Count the lines in the records below that contain the word "favicon", and give only that number.

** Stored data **
******************************
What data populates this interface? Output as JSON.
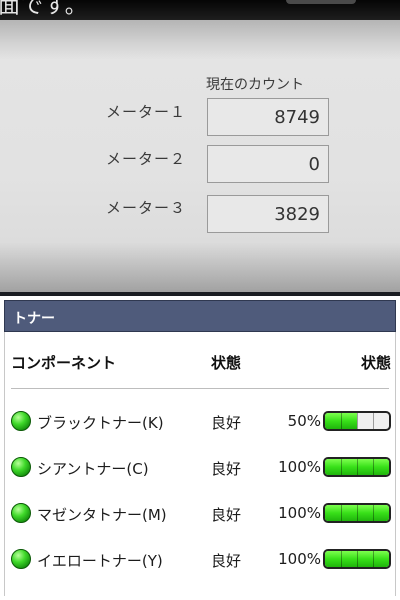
{
  "top_screen": {
    "clipped_title": "面です。",
    "count_header": "現在のカウント",
    "meters": [
      {
        "label": "メーター１",
        "value": "8749"
      },
      {
        "label": "メーター２",
        "value": "0"
      },
      {
        "label": "メーター３",
        "value": "3829"
      }
    ]
  },
  "toner": {
    "title": "トナー",
    "columns": {
      "component": "コンポーネント",
      "status": "状態",
      "level": "状態"
    },
    "items": [
      {
        "name": "ブラックトナー(K)",
        "status": "良好",
        "percent": "50%",
        "level": 0.5,
        "led_color": "#3fd92a"
      },
      {
        "name": "シアントナー(C)",
        "status": "良好",
        "percent": "100%",
        "level": 1.0,
        "led_color": "#3fd92a"
      },
      {
        "name": "マゼンタトナー(M)",
        "status": "良好",
        "percent": "100%",
        "level": 1.0,
        "led_color": "#3fd92a"
      },
      {
        "name": "イエロートナー(Y)",
        "status": "良好",
        "percent": "100%",
        "level": 1.0,
        "led_color": "#3fd92a"
      }
    ],
    "bar_fill_color": "#38e019"
  }
}
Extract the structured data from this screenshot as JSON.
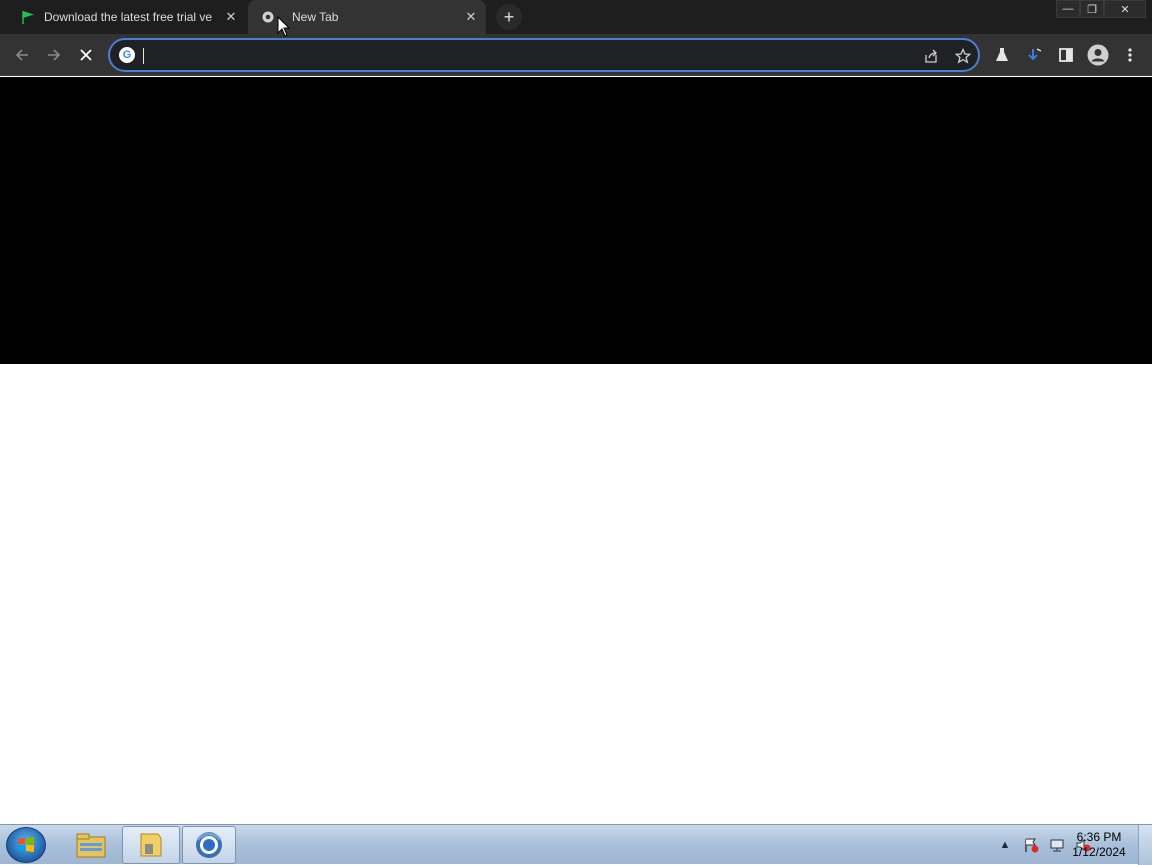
{
  "browser": {
    "tabs": [
      {
        "title": "Download the latest free trial ve",
        "favicon": "green-flag-icon",
        "active": false
      },
      {
        "title": "New Tab",
        "favicon": "chrome-icon",
        "active": true
      }
    ],
    "new_tab_symbol": "+",
    "window_controls": {
      "minimize": "—",
      "restore": "❐",
      "close": "✕"
    },
    "omnibox": {
      "value": "",
      "placeholder": ""
    },
    "toolbar_icons": [
      "back-icon",
      "forward-icon",
      "stop-loading-icon",
      "share-icon",
      "bookmark-star-icon",
      "labs-flask-icon",
      "extension-icon",
      "side-panel-icon",
      "profile-avatar-icon",
      "menu-icon"
    ]
  },
  "taskbar": {
    "clock": {
      "time": "6:36 PM",
      "date": "1/12/2024"
    },
    "pinned": [
      "file-explorer-icon",
      "folder-icon",
      "chrome-icon"
    ]
  },
  "colors": {
    "tabstrip": "#1e1e1e",
    "toolbar": "#333333",
    "omnibox_focus": "#4a7fd4",
    "taskbar": "#a9c0da"
  }
}
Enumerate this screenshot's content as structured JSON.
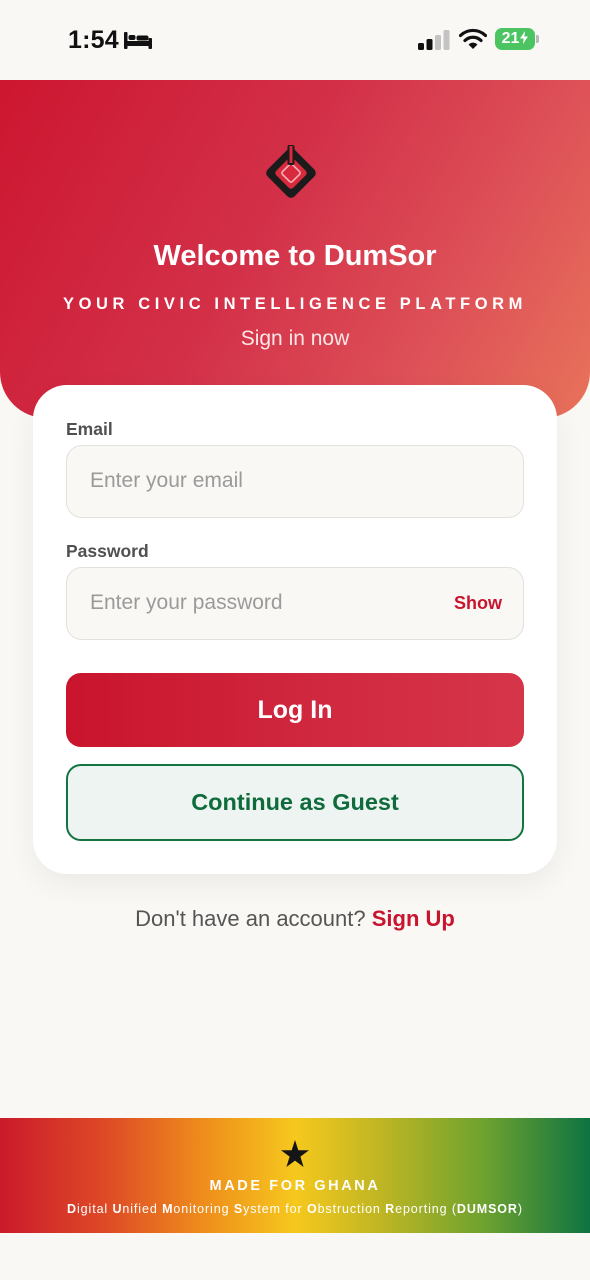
{
  "status_bar": {
    "time": "1:54",
    "battery": "21",
    "icons": [
      "bed-icon",
      "signal-icon",
      "wifi-icon",
      "battery-charging-icon"
    ]
  },
  "header": {
    "logo_icon": "dumsor-diamond-logo-icon",
    "title": "Welcome to DumSor",
    "tagline": "YOUR CIVIC INTELLIGENCE PLATFORM",
    "subtitle": "Sign in now",
    "gradient_colors": [
      "#cd1630",
      "#e8735a"
    ]
  },
  "form": {
    "email_label": "Email",
    "email_placeholder": "Enter your email",
    "email_value": "",
    "password_label": "Password",
    "password_placeholder": "Enter your password",
    "password_value": "",
    "show_label": "Show",
    "login_label": "Log In",
    "guest_label": "Continue as Guest"
  },
  "signup": {
    "prompt": "Don't have an account?",
    "link_label": "Sign Up"
  },
  "footer": {
    "star_icon": "black-star-icon",
    "made_for": "MADE FOR GHANA",
    "acronym_parts": [
      {
        "initial": "D",
        "rest": "igital "
      },
      {
        "initial": "U",
        "rest": "nified "
      },
      {
        "initial": "M",
        "rest": "onitoring "
      },
      {
        "initial": "S",
        "rest": "ystem for "
      },
      {
        "initial": "O",
        "rest": "bstruction "
      },
      {
        "initial": "R",
        "rest": "eporting ("
      }
    ],
    "acronym_name": "DUMSOR",
    "acronym_close": ")"
  },
  "colors": {
    "brand_red": "#c8142e",
    "guest_green": "#137441",
    "background": "#f9f8f4"
  }
}
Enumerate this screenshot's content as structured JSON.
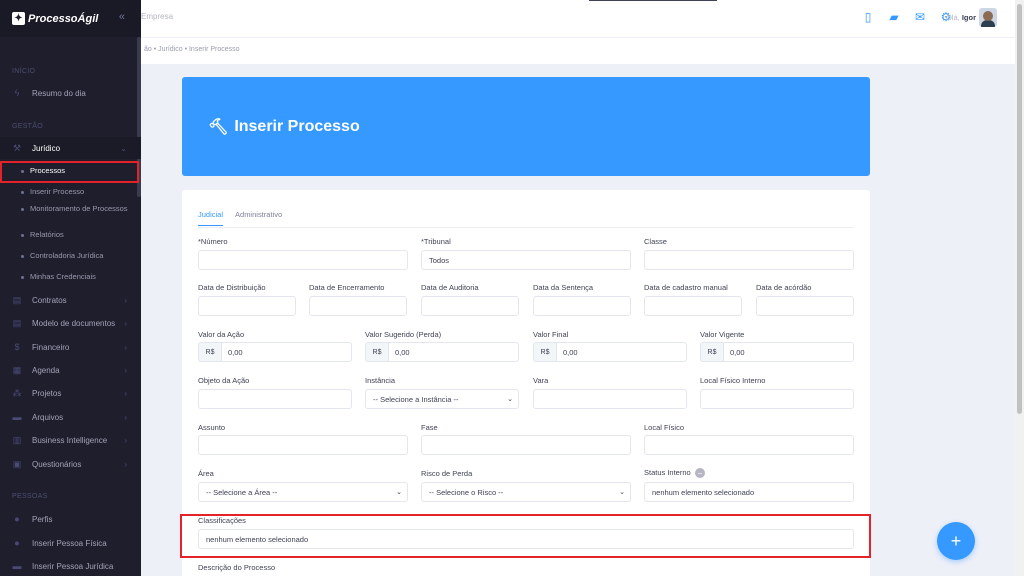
{
  "brand": {
    "name": "ProcessoÁgil",
    "logo_glyph": "✦"
  },
  "topbar": {
    "company": "Empresa",
    "greeting": "Olá,",
    "user": "Igor"
  },
  "breadcrumb": "ão • Jurídico • Inserir Processo",
  "sidebar": {
    "section_inicio": "INÍCIO",
    "resumo": "Resumo do dia",
    "section_gestao": "GESTÃO",
    "juridico": "Jurídico",
    "sub": {
      "processos": "Processos",
      "inserir": "Inserir Processo",
      "monitoramento": "Monitoramento de Processos",
      "relatorios": "Relatórios",
      "controladoria": "Controladoria Jurídica",
      "credenciais": "Minhas Credenciais"
    },
    "contratos": "Contratos",
    "modelo": "Modelo de documentos",
    "financeiro": "Financeiro",
    "agenda": "Agenda",
    "projetos": "Projetos",
    "arquivos": "Arquivos",
    "bi": "Business Intelligence",
    "questionarios": "Questionários",
    "section_pessoas": "PESSOAS",
    "perfis": "Perfis",
    "pessoa_fisica": "Inserir Pessoa Física",
    "pessoa_juridica": "Inserir Pessoa Jurídica"
  },
  "page": {
    "title": "Inserir Processo",
    "tabs": {
      "judicial": "Judicial",
      "administrativo": "Administrativo"
    }
  },
  "form": {
    "numero_label": "*Número",
    "tribunal_label": "*Tribunal",
    "tribunal_value": "Todos",
    "classe_label": "Classe",
    "dt_distribuicao": "Data de Distribuição",
    "dt_encerramento": "Data de Encerramento",
    "dt_auditoria": "Data de Auditoria",
    "dt_sentenca": "Data da Sentença",
    "dt_cadastro": "Data de cadastro manual",
    "dt_acordao": "Data de acórdão",
    "valor_acao": "Valor da Ação",
    "valor_sugerido": "Valor Sugerido (Perda)",
    "valor_final": "Valor Final",
    "valor_vigente": "Valor Vigente",
    "currency": "R$",
    "zero": "0,00",
    "objeto_label": "Objeto da Ação",
    "instancia_label": "Instância",
    "instancia_value": "-- Selecione a Instância --",
    "vara_label": "Vara",
    "local_interno_label": "Local Físico Interno",
    "assunto_label": "Assunto",
    "fase_label": "Fase",
    "local_fisico_label": "Local Físico",
    "area_label": "Área",
    "area_value": "-- Selecione a Área --",
    "risco_label": "Risco de Perda",
    "risco_value": "-- Selecione o Risco --",
    "status_label": "Status Interno",
    "status_value": "nenhum elemento selecionado",
    "classificacoes_label": "Classificações",
    "classificacoes_value": "nenhum elemento selecionado",
    "descricao_label": "Descrição do Processo"
  },
  "colors": {
    "accent": "#3699ff",
    "sidebar": "#1e1e2d",
    "highlight": "#e3222a"
  }
}
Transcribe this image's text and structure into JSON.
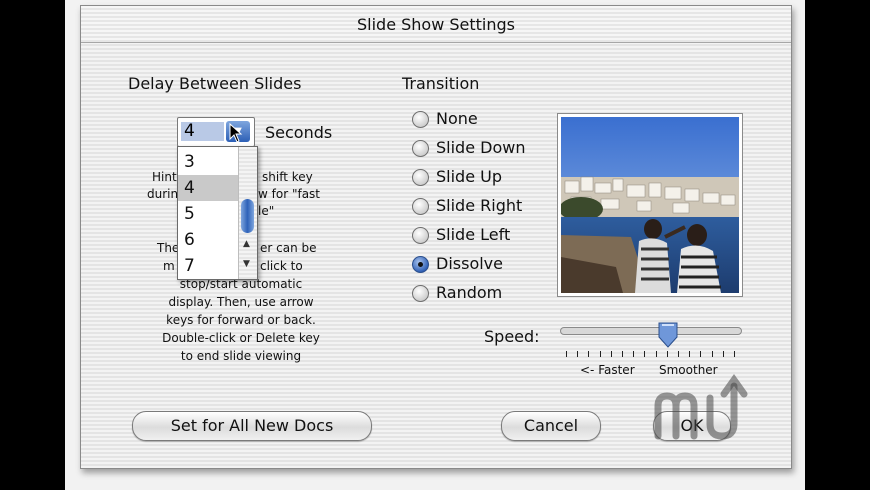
{
  "window": {
    "title": "Slide Show Settings"
  },
  "delay": {
    "heading": "Delay Between Slides",
    "value": "4",
    "unit_label": "Seconds",
    "options": [
      "3",
      "4",
      "5",
      "6",
      "7"
    ],
    "selected_option": "4"
  },
  "hint_lines": [
    {
      "left": "Hint",
      "right": "shift key"
    },
    {
      "left": "durin",
      "right": "w for \"fast"
    },
    {
      "left": "",
      "right": "le\""
    },
    {
      "left": "The",
      "right": "er can be"
    },
    {
      "left": "m",
      "right": "click to"
    }
  ],
  "help_lines": [
    "stop/start automatic",
    "display. Then, use arrow",
    "keys for forward or back.",
    "Double-click or Delete key",
    "to end slide viewing"
  ],
  "transition": {
    "heading": "Transition",
    "options": [
      "None",
      "Slide Down",
      "Slide Up",
      "Slide Right",
      "Slide Left",
      "Dissolve",
      "Random"
    ],
    "selected": "Dissolve"
  },
  "speed": {
    "label": "Speed:",
    "left_caption": "<- Faster",
    "right_caption": "Smoother",
    "value": 0.6,
    "tick_count": 16
  },
  "buttons": {
    "set_all": "Set for All New Docs",
    "cancel": "Cancel",
    "ok": "OK"
  },
  "colors": {
    "accent_blue": "#2c5fb6",
    "selection": "#b9c9e6"
  },
  "icons": {
    "delay_arrow": "popup-arrow-icon",
    "watermark": "macupdate-logo-icon"
  }
}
******************************
** Exercise result **
2